▶ [DATA SHOWN]
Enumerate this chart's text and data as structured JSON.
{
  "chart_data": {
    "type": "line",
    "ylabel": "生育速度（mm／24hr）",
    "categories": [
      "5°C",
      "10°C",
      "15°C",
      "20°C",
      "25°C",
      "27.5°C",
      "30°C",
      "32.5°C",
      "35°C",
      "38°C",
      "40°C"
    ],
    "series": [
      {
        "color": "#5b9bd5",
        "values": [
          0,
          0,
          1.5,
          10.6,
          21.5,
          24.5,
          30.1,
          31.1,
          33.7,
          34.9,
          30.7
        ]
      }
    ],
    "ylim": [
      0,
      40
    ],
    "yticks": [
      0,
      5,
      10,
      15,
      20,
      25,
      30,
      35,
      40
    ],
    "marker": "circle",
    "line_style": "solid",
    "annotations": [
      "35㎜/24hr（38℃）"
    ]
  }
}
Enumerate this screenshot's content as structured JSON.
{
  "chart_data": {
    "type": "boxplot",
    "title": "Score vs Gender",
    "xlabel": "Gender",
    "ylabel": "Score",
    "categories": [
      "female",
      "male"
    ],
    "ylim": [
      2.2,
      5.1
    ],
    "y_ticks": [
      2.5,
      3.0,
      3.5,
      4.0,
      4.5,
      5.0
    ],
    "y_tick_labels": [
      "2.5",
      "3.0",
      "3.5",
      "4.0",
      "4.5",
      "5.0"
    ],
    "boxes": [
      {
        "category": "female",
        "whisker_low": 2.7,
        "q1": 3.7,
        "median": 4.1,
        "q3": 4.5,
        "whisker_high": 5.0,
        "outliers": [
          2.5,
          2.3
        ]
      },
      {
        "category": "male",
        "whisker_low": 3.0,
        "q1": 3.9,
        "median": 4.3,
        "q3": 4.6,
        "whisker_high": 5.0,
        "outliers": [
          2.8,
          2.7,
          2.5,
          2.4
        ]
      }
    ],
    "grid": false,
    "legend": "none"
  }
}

▶ [TASK TO CARRY OUT] Could you reproduce every record above exactly as it appears?

▶ [CORRECT OUTPUT]
Enumerate this chart's text and data as structured JSON.
{
  "chart_data": {
    "type": "line",
    "ylabel": "生育速度（mm／24hr）",
    "categories": [
      "5°C",
      "10°C",
      "15°C",
      "20°C",
      "25°C",
      "27.5°C",
      "30°C",
      "32.5°C",
      "35°C",
      "38°C",
      "40°C"
    ],
    "series": [
      {
        "color": "#5b9bd5",
        "values": [
          0,
          0,
          1.5,
          10.6,
          21.5,
          24.5,
          30.1,
          31.1,
          33.7,
          34.9,
          30.7
        ]
      }
    ],
    "ylim": [
      0,
      40
    ],
    "yticks": [
      0,
      5,
      10,
      15,
      20,
      25,
      30,
      35,
      40
    ],
    "marker": "circle",
    "line_style": "solid",
    "annotations": [
      "35㎜/24hr（38℃）"
    ]
  }
}
Enumerate this screenshot's content as structured JSON.
{
  "chart_data": {
    "type": "boxplot",
    "title": "Score vs Gender",
    "xlabel": "Gender",
    "ylabel": "Score",
    "categories": [
      "female",
      "male"
    ],
    "ylim": [
      2.2,
      5.1
    ],
    "y_ticks": [
      2.5,
      3.0,
      3.5,
      4.0,
      4.5,
      5.0
    ],
    "y_tick_labels": [
      "2.5",
      "3.0",
      "3.5",
      "4.0",
      "4.5",
      "5.0"
    ],
    "boxes": [
      {
        "category": "female",
        "whisker_low": 2.7,
        "q1": 3.7,
        "median": 4.1,
        "q3": 4.5,
        "whisker_high": 5.0,
        "outliers": [
          2.5,
          2.3
        ]
      },
      {
        "category": "male",
        "whisker_low": 3.0,
        "q1": 3.9,
        "median": 4.3,
        "q3": 4.6,
        "whisker_high": 5.0,
        "outliers": [
          2.8,
          2.7,
          2.5,
          2.4
        ]
      }
    ],
    "grid": false,
    "legend": "none"
  }
}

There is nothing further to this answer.